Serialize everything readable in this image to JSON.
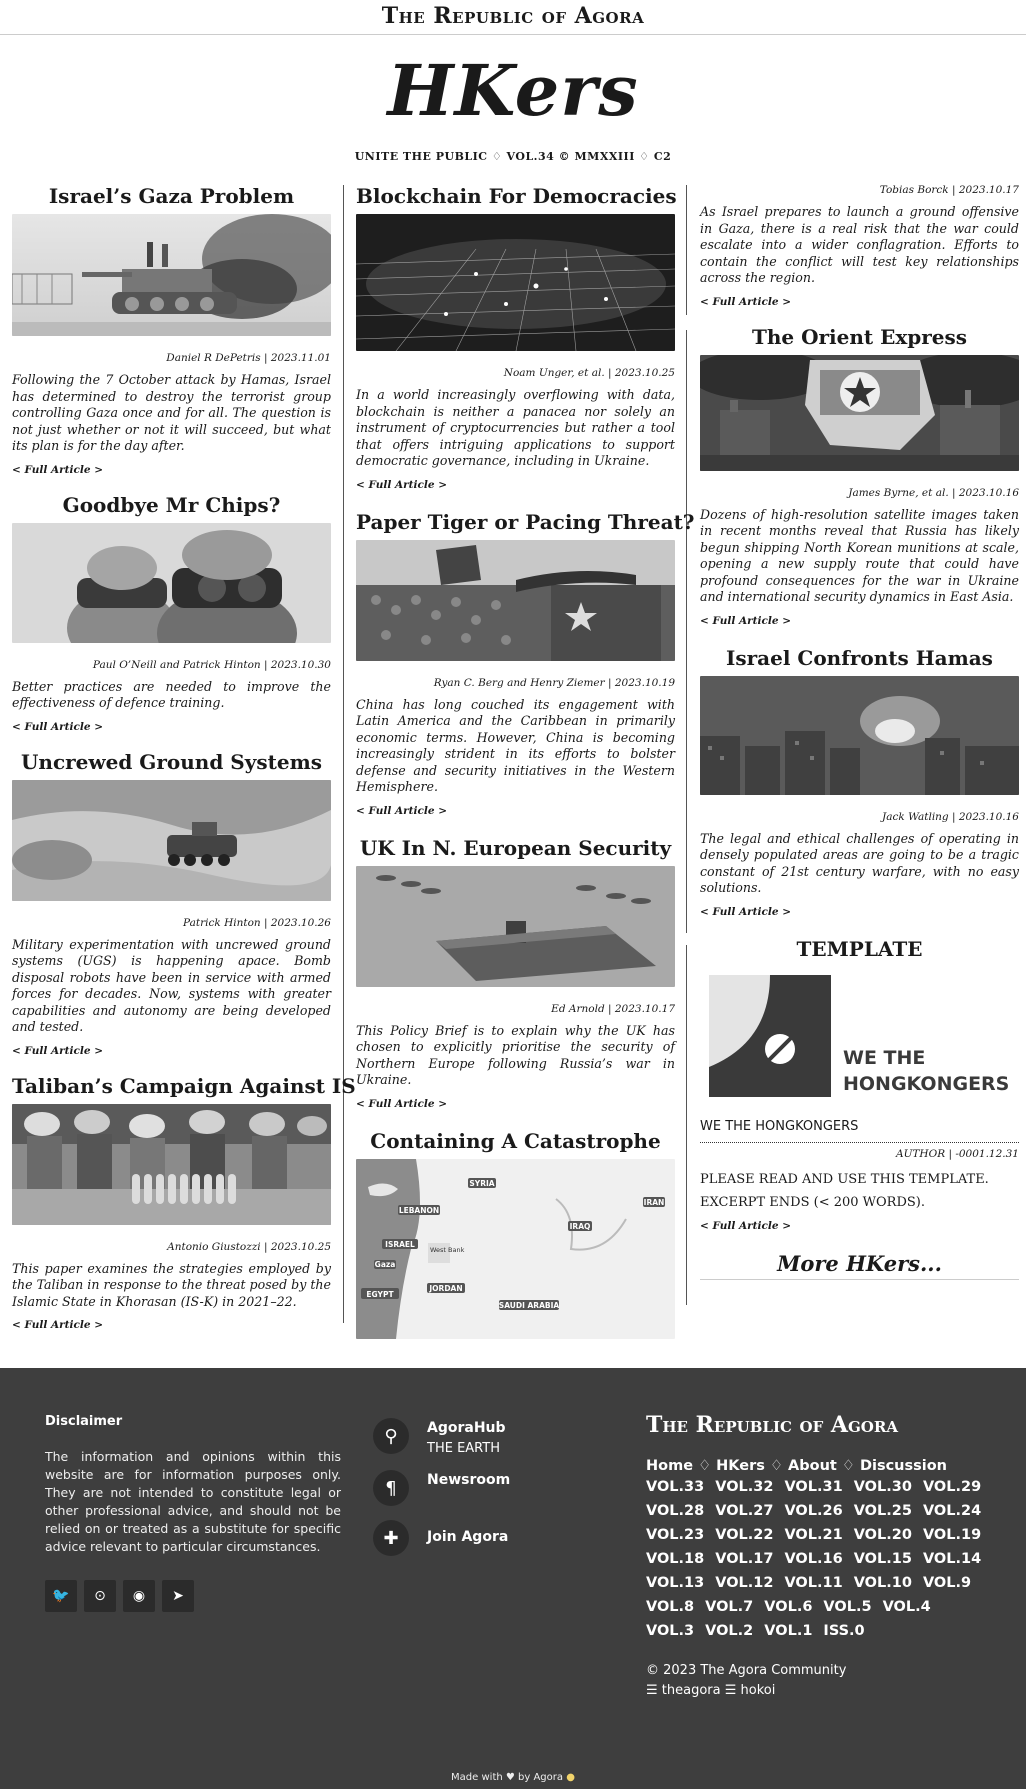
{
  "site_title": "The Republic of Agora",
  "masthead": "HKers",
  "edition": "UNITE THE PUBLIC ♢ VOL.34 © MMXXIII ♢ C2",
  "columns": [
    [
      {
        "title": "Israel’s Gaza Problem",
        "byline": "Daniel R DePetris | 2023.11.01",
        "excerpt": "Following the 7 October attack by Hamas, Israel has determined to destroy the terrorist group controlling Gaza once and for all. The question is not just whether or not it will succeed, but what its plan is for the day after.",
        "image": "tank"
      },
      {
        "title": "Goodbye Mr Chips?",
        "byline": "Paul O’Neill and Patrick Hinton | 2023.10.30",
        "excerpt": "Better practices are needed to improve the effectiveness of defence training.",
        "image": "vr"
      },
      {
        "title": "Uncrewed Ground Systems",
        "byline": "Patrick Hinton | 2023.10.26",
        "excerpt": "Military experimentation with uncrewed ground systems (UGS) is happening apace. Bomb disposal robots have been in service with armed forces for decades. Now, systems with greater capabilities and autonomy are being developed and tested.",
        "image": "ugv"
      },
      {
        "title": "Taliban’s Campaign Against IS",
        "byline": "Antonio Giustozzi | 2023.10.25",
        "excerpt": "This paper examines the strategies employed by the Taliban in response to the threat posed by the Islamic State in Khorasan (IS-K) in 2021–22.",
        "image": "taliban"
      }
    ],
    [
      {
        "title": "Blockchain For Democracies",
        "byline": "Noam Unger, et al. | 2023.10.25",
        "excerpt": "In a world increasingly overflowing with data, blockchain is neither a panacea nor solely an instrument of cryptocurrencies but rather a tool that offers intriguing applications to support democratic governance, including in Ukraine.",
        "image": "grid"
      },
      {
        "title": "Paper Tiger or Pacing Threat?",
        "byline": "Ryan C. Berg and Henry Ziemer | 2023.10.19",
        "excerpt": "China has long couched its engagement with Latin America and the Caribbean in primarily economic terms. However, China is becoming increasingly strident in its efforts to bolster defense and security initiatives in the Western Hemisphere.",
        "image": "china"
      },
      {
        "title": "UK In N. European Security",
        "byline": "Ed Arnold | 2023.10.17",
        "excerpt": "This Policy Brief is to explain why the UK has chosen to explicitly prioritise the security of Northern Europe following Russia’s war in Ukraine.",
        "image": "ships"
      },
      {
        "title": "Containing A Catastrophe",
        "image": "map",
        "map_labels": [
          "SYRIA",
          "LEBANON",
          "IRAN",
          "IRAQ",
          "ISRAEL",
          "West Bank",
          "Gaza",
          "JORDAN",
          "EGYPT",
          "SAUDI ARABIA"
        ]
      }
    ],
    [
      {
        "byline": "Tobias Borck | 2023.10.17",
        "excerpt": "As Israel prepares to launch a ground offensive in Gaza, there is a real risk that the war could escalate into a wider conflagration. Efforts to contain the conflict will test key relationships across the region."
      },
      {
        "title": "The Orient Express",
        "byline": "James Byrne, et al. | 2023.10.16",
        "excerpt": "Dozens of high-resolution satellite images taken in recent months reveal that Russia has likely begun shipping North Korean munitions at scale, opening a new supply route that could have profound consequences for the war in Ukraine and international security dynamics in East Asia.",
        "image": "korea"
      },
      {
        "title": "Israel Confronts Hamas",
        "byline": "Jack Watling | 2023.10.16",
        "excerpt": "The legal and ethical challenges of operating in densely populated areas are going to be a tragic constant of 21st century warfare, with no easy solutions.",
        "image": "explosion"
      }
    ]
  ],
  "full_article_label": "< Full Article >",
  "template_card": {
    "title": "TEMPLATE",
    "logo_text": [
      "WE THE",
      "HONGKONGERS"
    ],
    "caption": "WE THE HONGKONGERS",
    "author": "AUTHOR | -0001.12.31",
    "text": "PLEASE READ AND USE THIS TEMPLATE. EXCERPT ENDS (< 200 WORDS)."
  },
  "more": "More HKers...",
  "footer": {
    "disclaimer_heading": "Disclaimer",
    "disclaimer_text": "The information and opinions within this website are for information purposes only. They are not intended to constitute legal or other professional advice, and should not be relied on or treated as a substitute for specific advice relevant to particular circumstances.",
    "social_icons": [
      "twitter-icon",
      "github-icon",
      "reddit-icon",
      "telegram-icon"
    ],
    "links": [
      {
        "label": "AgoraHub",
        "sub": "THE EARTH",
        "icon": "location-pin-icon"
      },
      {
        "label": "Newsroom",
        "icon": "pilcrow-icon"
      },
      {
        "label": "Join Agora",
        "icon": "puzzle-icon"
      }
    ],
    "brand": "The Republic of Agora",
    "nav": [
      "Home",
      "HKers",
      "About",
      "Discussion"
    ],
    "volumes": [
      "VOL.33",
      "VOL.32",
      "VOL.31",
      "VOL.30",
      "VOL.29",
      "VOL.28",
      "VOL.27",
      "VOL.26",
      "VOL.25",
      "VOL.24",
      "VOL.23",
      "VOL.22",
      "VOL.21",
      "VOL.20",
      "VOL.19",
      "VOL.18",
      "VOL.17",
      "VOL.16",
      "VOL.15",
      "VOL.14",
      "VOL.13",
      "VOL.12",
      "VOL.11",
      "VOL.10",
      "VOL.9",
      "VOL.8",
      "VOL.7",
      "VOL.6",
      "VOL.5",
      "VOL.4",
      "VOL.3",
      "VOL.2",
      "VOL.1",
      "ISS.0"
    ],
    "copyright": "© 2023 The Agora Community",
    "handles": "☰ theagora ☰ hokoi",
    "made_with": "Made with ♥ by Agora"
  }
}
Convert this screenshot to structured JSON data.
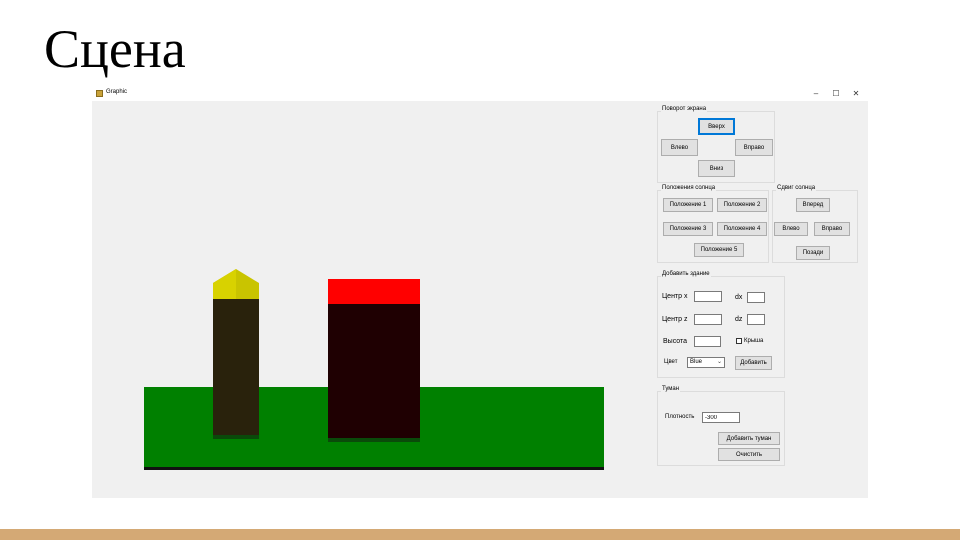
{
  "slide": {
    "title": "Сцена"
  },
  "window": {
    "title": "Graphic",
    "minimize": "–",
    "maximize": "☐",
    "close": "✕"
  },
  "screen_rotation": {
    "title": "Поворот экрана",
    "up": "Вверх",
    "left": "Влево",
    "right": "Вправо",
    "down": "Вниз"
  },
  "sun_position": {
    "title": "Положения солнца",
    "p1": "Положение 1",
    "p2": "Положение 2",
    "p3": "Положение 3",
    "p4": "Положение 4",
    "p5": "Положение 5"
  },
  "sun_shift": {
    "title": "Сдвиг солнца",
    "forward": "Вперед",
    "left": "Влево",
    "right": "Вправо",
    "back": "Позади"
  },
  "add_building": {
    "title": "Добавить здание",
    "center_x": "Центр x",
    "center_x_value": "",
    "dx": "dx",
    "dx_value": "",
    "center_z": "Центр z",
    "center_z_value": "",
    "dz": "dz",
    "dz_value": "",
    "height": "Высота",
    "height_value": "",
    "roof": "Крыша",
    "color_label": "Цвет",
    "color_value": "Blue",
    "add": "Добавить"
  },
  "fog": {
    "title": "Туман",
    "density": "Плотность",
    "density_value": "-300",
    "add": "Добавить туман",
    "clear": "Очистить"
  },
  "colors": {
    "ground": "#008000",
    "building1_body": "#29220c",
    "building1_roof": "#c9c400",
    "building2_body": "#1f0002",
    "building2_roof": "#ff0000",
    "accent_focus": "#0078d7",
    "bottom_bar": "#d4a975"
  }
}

▸ **Stated problem**
Extract precisely the lines beginning at the line containing "Convert this screenshot" and ending at the last line of the entries above, exactly as written and with no pictures.

▸ **The output**
Convert this screenshot to structured JSON data.
{
  "slide": {
    "title": "Сцена"
  },
  "window": {
    "title": "Graphic",
    "minimize": "–",
    "maximize": "☐",
    "close": "✕"
  },
  "screen_rotation": {
    "title": "Поворот экрана",
    "up": "Вверх",
    "left": "Влево",
    "right": "Вправо",
    "down": "Вниз"
  },
  "sun_position": {
    "title": "Положения солнца",
    "p1": "Положение 1",
    "p2": "Положение 2",
    "p3": "Положение 3",
    "p4": "Положение 4",
    "p5": "Положение 5"
  },
  "sun_shift": {
    "title": "Сдвиг солнца",
    "forward": "Вперед",
    "left": "Влево",
    "right": "Вправо",
    "back": "Позади"
  },
  "add_building": {
    "title": "Добавить здание",
    "center_x": "Центр x",
    "center_x_value": "",
    "dx": "dx",
    "dx_value": "",
    "center_z": "Центр z",
    "center_z_value": "",
    "dz": "dz",
    "dz_value": "",
    "height": "Высота",
    "height_value": "",
    "roof": "Крыша",
    "color_label": "Цвет",
    "color_value": "Blue",
    "add": "Добавить"
  },
  "fog": {
    "title": "Туман",
    "density": "Плотность",
    "density_value": "-300",
    "add": "Добавить туман",
    "clear": "Очистить"
  },
  "colors": {
    "ground": "#008000",
    "building1_body": "#29220c",
    "building1_roof": "#c9c400",
    "building2_body": "#1f0002",
    "building2_roof": "#ff0000",
    "accent_focus": "#0078d7",
    "bottom_bar": "#d4a975"
  }
}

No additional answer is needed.